Available records —
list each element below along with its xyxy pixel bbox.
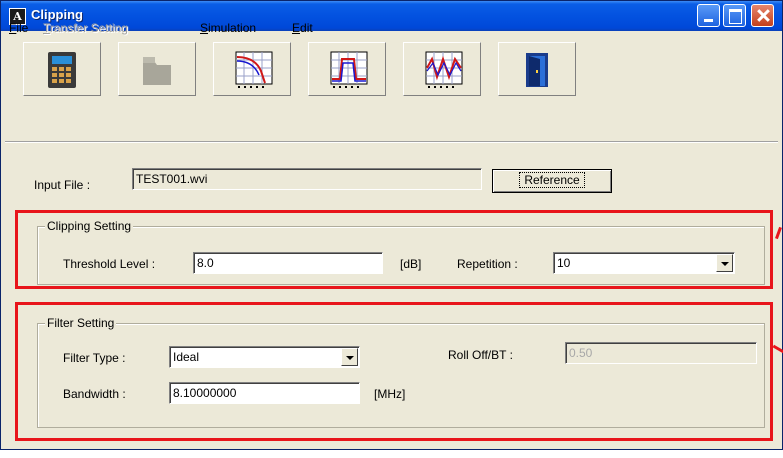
filter-response-button[interactable] — [213, 42, 291, 96]
menu-transfer-label: ransfer Setting — [49, 21, 128, 35]
toolbar-separator — [5, 141, 778, 143]
window-title: Clipping — [31, 7, 83, 22]
menu-edit-label: dit — [300, 21, 313, 35]
maximize-button[interactable] — [723, 4, 746, 27]
menu-transfer-setting[interactable]: Transfer Setting — [43, 21, 128, 35]
minimize-button[interactable] — [697, 4, 720, 27]
menu-edit[interactable]: Edit — [292, 21, 313, 35]
menu-simulation-mnemonic: S — [200, 21, 209, 35]
spectrum-button[interactable] — [308, 42, 386, 96]
input-file-field[interactable]: TEST001.wvi — [132, 168, 482, 190]
calculator-button[interactable] — [23, 42, 101, 96]
open-file-button[interactable] — [118, 42, 196, 96]
calculator-icon — [48, 52, 76, 88]
menu-file-label: ile — [16, 21, 29, 35]
filter-response-icon — [235, 51, 273, 88]
annotation-box-clipping — [15, 210, 773, 289]
annotation-box-filter — [15, 302, 773, 441]
close-button[interactable] — [751, 4, 774, 27]
menu-simulation-label: imulation — [208, 21, 257, 35]
folder-icon — [143, 57, 171, 85]
menu-transfer-mnemonic: T — [43, 21, 50, 35]
annotation-mark-1 — [775, 226, 782, 240]
exit-button[interactable] — [498, 42, 576, 96]
spectrum-icon — [330, 51, 368, 88]
reference-button-label: Reference — [519, 172, 585, 188]
clipping-window: A Clipping File Transfer Setting Simulat… — [0, 0, 783, 450]
waveform-icon — [425, 51, 463, 88]
menu-simulation[interactable]: Simulation — [200, 21, 256, 35]
input-file-label: Input File : — [34, 178, 91, 192]
annotation-mark-2 — [772, 344, 783, 354]
reference-button[interactable]: Reference — [492, 169, 612, 193]
menu-file[interactable]: File — [9, 21, 28, 35]
menu-edit-mnemonic: E — [292, 21, 301, 35]
exit-door-icon — [526, 53, 548, 87]
waveform-button[interactable] — [403, 42, 481, 96]
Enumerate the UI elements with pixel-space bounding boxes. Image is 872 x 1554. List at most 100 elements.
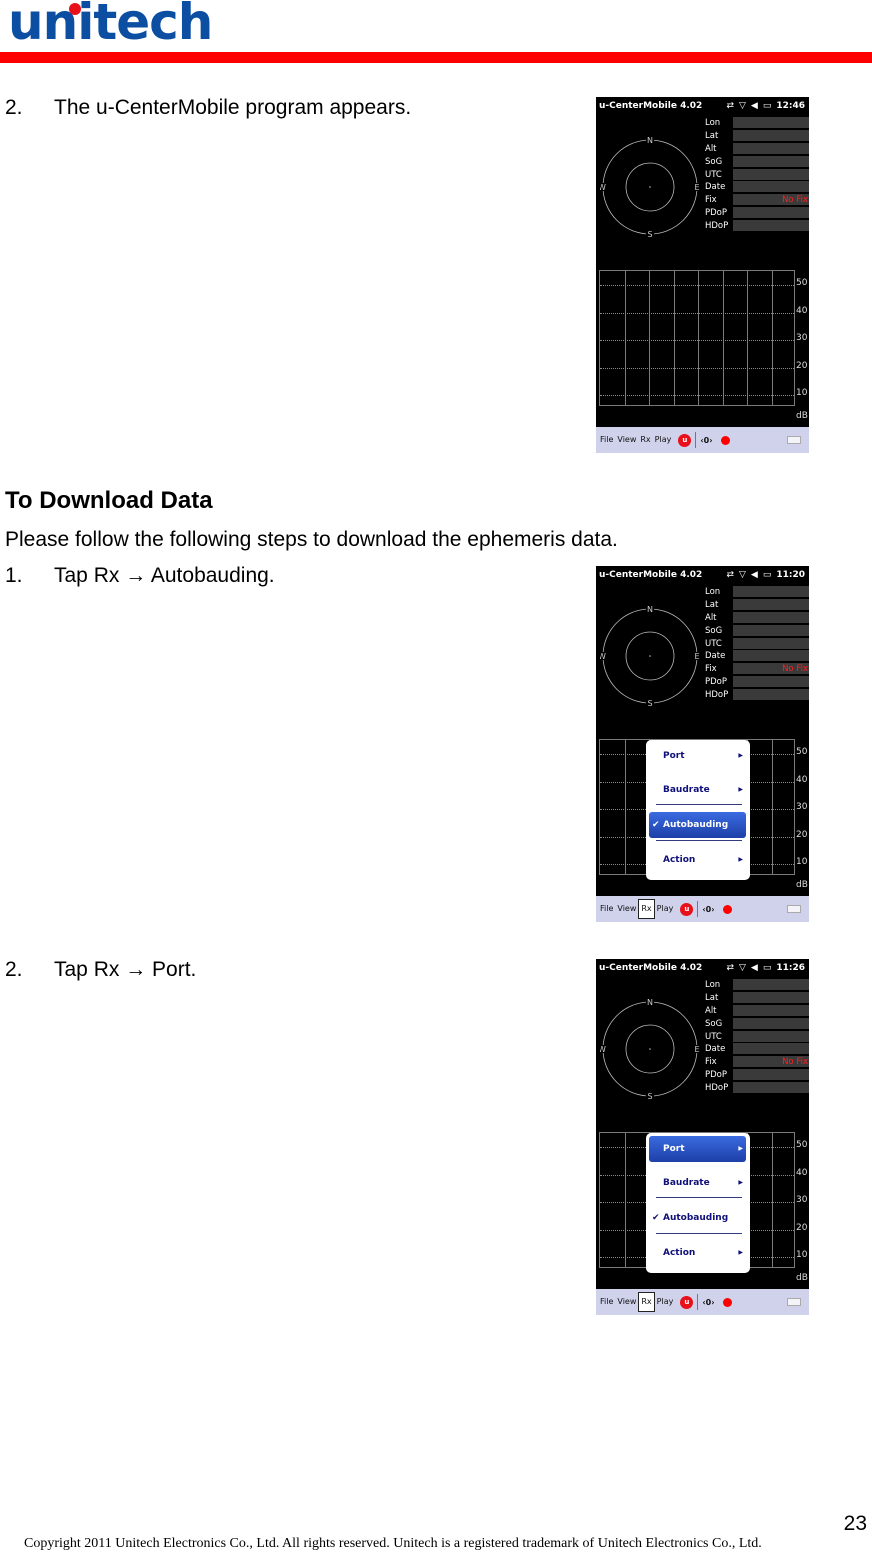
menu-file[interactable]: File [598, 431, 615, 449]
volume-icon: ◀ [750, 963, 758, 973]
field-value [733, 1043, 809, 1056]
menu-view[interactable]: View [615, 1293, 638, 1311]
popup-item-action[interactable]: Action ▶ [649, 847, 746, 873]
db-tick-label: 10 [796, 388, 808, 398]
ublox-logo-icon[interactable]: u [680, 1295, 694, 1309]
field-row-date: Date [705, 650, 809, 663]
connection-icon[interactable]: ‹0› [700, 436, 712, 445]
field-row-pdop: PDoP [705, 675, 809, 689]
keyboard-icon[interactable] [787, 1298, 801, 1306]
field-row-lat: Lat [705, 992, 809, 1005]
db-tick-label: 40 [796, 305, 808, 316]
rx-popup-menu: Port ▶ Baudrate ▶ ✔ Autobauding Action ▶ [646, 1133, 750, 1273]
field-value [733, 130, 809, 143]
battery-icon: ▭ [762, 570, 772, 580]
field-value [733, 624, 809, 637]
field-row-hdop: HDoP [705, 688, 809, 701]
popup-item-baudrate[interactable]: Baudrate ▶ [649, 1170, 746, 1196]
clock: 11:26 [776, 963, 805, 973]
device-title-bar: u-CenterMobile 4.02 ⇄ ▽ ◀ ▭ 11:20 [596, 566, 809, 584]
field-label: Fix [705, 1057, 717, 1068]
popup-item-label: Baudrate [663, 785, 710, 795]
grid-vline [722, 271, 724, 405]
record-icon[interactable] [722, 904, 732, 914]
popup-item-action[interactable]: Action ▶ [649, 1240, 746, 1266]
logo-dot [69, 3, 81, 15]
menu-play[interactable]: Play [653, 431, 674, 449]
field-row-lat: Lat [705, 599, 809, 612]
compass-e: E [694, 183, 699, 192]
db-tick-label: 10 [796, 1250, 808, 1260]
field-row-alt: Alt [705, 142, 809, 156]
popup-item-baudrate[interactable]: Baudrate ▶ [649, 777, 746, 803]
compass-w: W [600, 183, 606, 192]
field-value: No Fix [733, 663, 809, 676]
connection-icon[interactable]: ‹0› [702, 905, 714, 914]
clock: 12:46 [776, 101, 805, 111]
popup-separator [656, 804, 742, 805]
signal-icon: ▽ [738, 963, 746, 973]
menu-rx[interactable]: Rx [638, 899, 655, 919]
menu-file[interactable]: File [598, 1293, 615, 1311]
grid-vline [624, 271, 626, 405]
checkmark-icon: ✔ [652, 820, 660, 830]
app-title: u-CenterMobile 4.02 [599, 963, 703, 973]
header-red-bar [0, 52, 872, 63]
menu-separator [697, 901, 699, 917]
device-screenshot-1: u-CenterMobile 4.02 ⇄ ▽ ◀ ▭ 12:46 N S E … [596, 97, 809, 453]
compass-s: S [647, 230, 652, 237]
center-dot [649, 655, 651, 657]
record-icon[interactable] [722, 1297, 732, 1307]
field-value [733, 142, 809, 155]
menu-rx[interactable]: Rx [638, 431, 652, 449]
db-tick-label: 40 [796, 1167, 808, 1178]
field-label: PDoP [705, 207, 727, 218]
field-label: UTC [705, 169, 722, 180]
db-tick-label: 50 [796, 278, 808, 288]
field-value [733, 206, 809, 219]
field-row-hdop: HDoP [705, 219, 809, 232]
clock: 11:20 [776, 570, 805, 580]
menu-separator [695, 432, 697, 448]
field-row-date: Date [705, 1043, 809, 1056]
menu-rx[interactable]: Rx [638, 1292, 655, 1312]
grid-hline [600, 340, 794, 341]
menu-view[interactable]: View [615, 431, 638, 449]
field-value [733, 168, 809, 181]
popup-separator [656, 1197, 742, 1198]
keyboard-icon[interactable] [787, 436, 801, 444]
popup-item-label: Port [663, 751, 685, 761]
popup-item-port[interactable]: Port ▶ [649, 743, 746, 769]
step-text: Tap Rx → Port. [54, 958, 197, 981]
field-label: HDoP [705, 1082, 729, 1093]
field-label: SoG [705, 156, 723, 167]
ublox-logo-icon[interactable]: u [678, 433, 692, 447]
battery-icon: ▭ [762, 101, 772, 111]
battery-icon: ▭ [762, 963, 772, 973]
compass-n: N [647, 137, 653, 145]
menu-view[interactable]: View [615, 900, 638, 918]
step-number: 2. [5, 96, 23, 119]
db-tick-label: 30 [796, 333, 808, 343]
submenu-arrow-icon: ▶ [738, 1145, 743, 1152]
field-row-hdop: HDoP [705, 1081, 809, 1094]
popup-separator [656, 840, 742, 841]
sky-view-compass: N S E W [600, 999, 700, 1099]
menu-file[interactable]: File [598, 900, 615, 918]
ublox-logo-icon[interactable]: u [680, 902, 694, 916]
field-label: Alt [705, 143, 717, 154]
field-value [733, 1081, 809, 1094]
compass-s: S [647, 699, 652, 706]
connection-icon[interactable]: ‹0› [702, 1298, 714, 1307]
keyboard-icon[interactable] [787, 905, 801, 913]
record-icon[interactable] [720, 435, 730, 445]
menu-play[interactable]: Play [655, 1293, 676, 1311]
signal-icon: ▽ [738, 101, 746, 111]
popup-item-port[interactable]: Port ▶ [649, 1136, 746, 1162]
popup-item-autobauding[interactable]: ✔ Autobauding [649, 812, 746, 838]
field-value [733, 155, 809, 168]
popup-item-label: Action [663, 855, 696, 865]
menu-play[interactable]: Play [655, 900, 676, 918]
popup-item-autobauding[interactable]: ✔ Autobauding [649, 1205, 746, 1231]
submenu-arrow-icon: ▶ [738, 856, 743, 863]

What you will do — Please change "field-row" to "data-row" in the lines starting at the one containing "menu-file[interactable]: File [598, 431, 615, 449]" and ending at the one containing "keyboard-icon[interactable] [787, 1298, 801, 1306]". Give back only those lines, with nothing else altered.

The solution —
menu-file[interactable]: File [598, 431, 615, 449]
volume-icon: ◀ [750, 963, 758, 973]
field-value [733, 1043, 809, 1056]
menu-view[interactable]: View [615, 1293, 638, 1311]
popup-item-action[interactable]: Action ▶ [649, 847, 746, 873]
db-tick-label: 10 [796, 388, 808, 398]
ublox-logo-icon[interactable]: u [680, 1295, 694, 1309]
data-row-date: Date [705, 650, 809, 663]
connection-icon[interactable]: ‹0› [700, 436, 712, 445]
data-row-pdop: PDoP [705, 675, 809, 689]
keyboard-icon[interactable] [787, 1298, 801, 1306]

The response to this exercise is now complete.